# Given entries
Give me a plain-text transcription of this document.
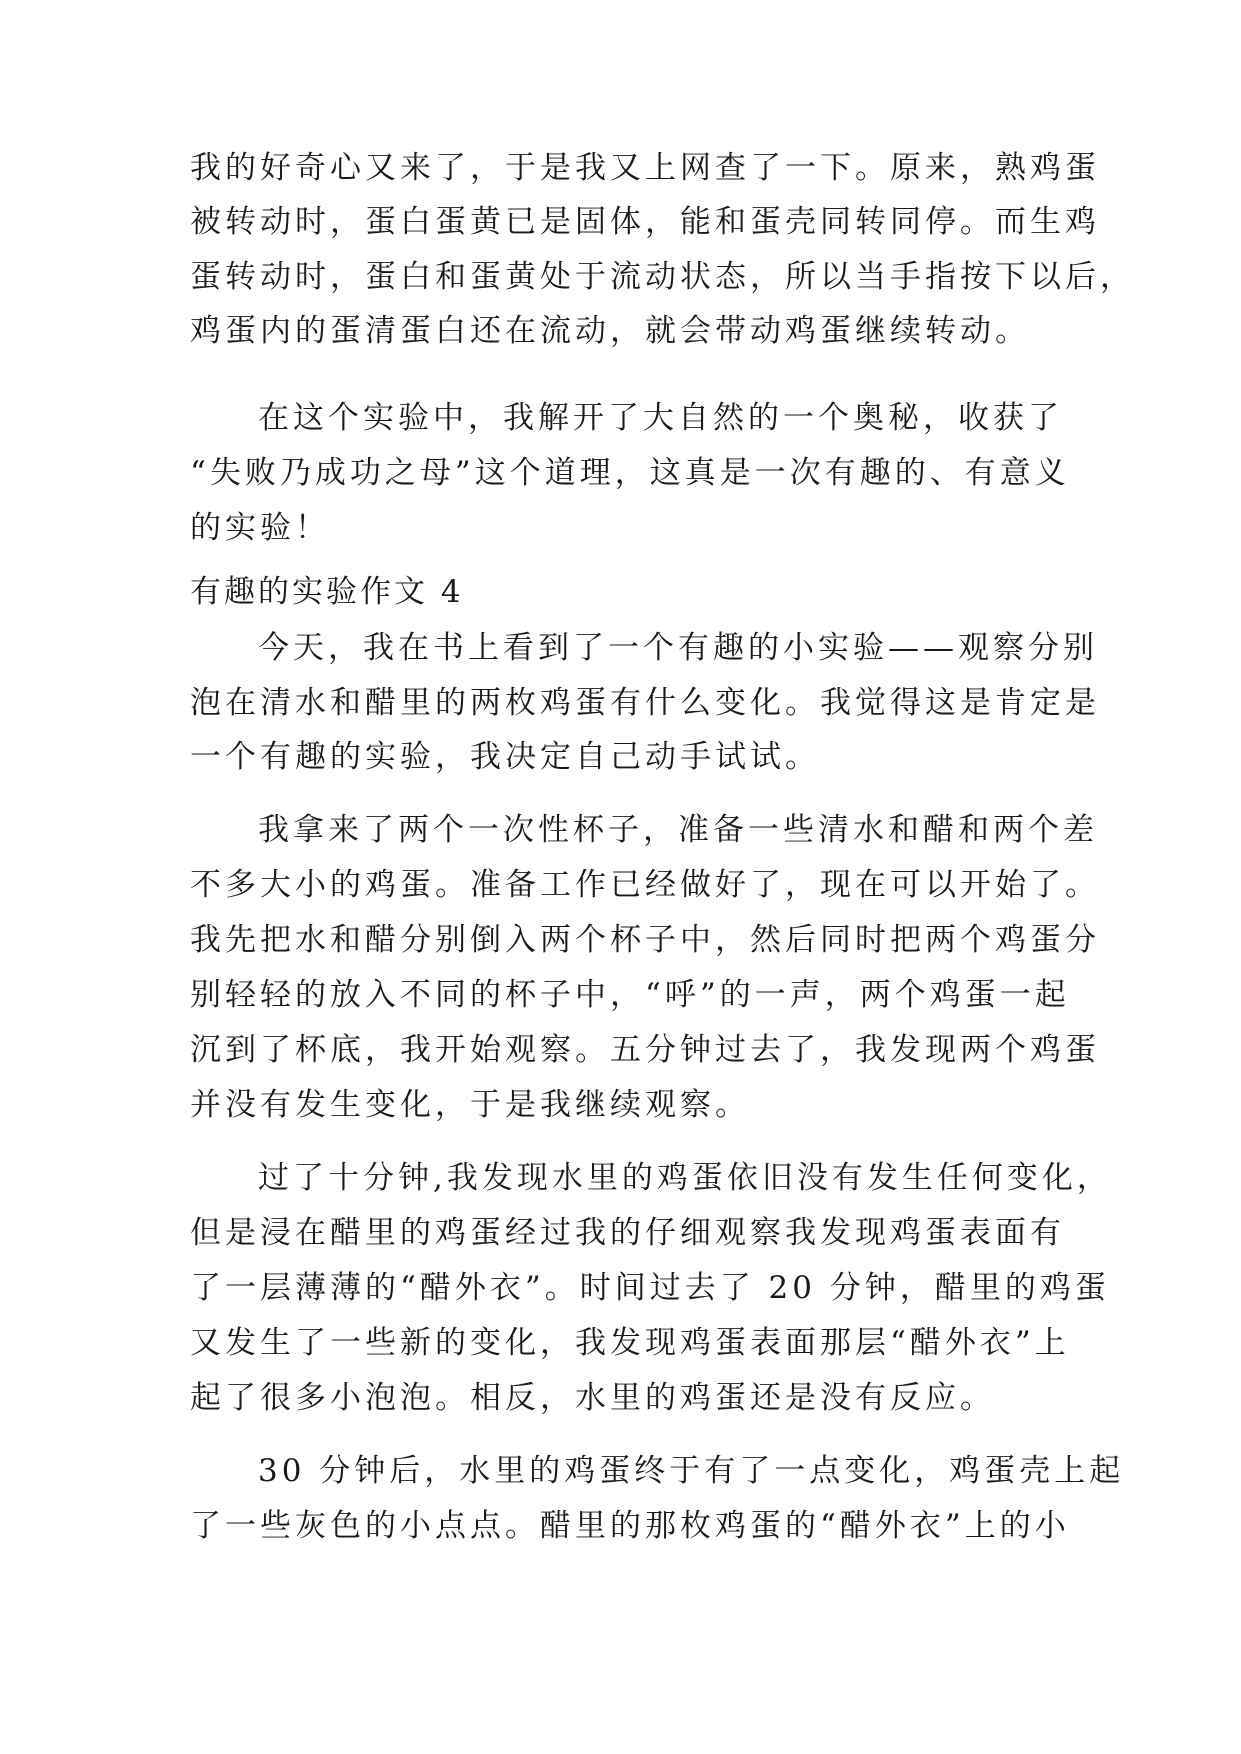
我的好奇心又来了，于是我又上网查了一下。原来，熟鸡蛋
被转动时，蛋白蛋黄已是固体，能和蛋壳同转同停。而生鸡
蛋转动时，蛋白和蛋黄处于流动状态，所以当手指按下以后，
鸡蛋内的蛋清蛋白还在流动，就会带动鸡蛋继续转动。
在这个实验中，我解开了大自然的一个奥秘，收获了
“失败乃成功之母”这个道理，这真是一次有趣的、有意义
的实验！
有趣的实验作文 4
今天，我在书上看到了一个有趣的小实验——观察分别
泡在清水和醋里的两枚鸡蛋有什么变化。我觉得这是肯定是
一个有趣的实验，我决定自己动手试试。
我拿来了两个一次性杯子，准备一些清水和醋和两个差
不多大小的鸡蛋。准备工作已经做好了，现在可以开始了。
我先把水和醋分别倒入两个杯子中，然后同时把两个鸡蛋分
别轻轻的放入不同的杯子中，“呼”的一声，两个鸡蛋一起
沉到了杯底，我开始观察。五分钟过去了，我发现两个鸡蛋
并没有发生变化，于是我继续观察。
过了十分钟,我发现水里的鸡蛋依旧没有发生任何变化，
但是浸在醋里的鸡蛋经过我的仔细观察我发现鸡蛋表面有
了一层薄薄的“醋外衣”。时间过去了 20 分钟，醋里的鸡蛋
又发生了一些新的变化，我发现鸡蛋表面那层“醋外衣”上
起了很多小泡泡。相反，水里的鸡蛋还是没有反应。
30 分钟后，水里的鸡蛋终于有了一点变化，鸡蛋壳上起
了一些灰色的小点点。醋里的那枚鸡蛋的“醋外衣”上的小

# Problem to solve
Restate each entry word for word, please, but drop any images it holds.

# Answer
Give me a plain-text transcription of this document.
我的好奇心又来了，于是我又上网查了一下。原来，熟鸡蛋
被转动时，蛋白蛋黄已是固体，能和蛋壳同转同停。而生鸡
蛋转动时，蛋白和蛋黄处于流动状态，所以当手指按下以后，
鸡蛋内的蛋清蛋白还在流动，就会带动鸡蛋继续转动。
在这个实验中，我解开了大自然的一个奥秘，收获了
“失败乃成功之母”这个道理，这真是一次有趣的、有意义
的实验！
有趣的实验作文 4
今天，我在书上看到了一个有趣的小实验——观察分别
泡在清水和醋里的两枚鸡蛋有什么变化。我觉得这是肯定是
一个有趣的实验，我决定自己动手试试。
我拿来了两个一次性杯子，准备一些清水和醋和两个差
不多大小的鸡蛋。准备工作已经做好了，现在可以开始了。
我先把水和醋分别倒入两个杯子中，然后同时把两个鸡蛋分
别轻轻的放入不同的杯子中，“呼”的一声，两个鸡蛋一起
沉到了杯底，我开始观察。五分钟过去了，我发现两个鸡蛋
并没有发生变化，于是我继续观察。
过了十分钟,我发现水里的鸡蛋依旧没有发生任何变化，
但是浸在醋里的鸡蛋经过我的仔细观察我发现鸡蛋表面有
了一层薄薄的“醋外衣”。时间过去了 20 分钟，醋里的鸡蛋
又发生了一些新的变化，我发现鸡蛋表面那层“醋外衣”上
起了很多小泡泡。相反，水里的鸡蛋还是没有反应。
30 分钟后，水里的鸡蛋终于有了一点变化，鸡蛋壳上起
了一些灰色的小点点。醋里的那枚鸡蛋的“醋外衣”上的小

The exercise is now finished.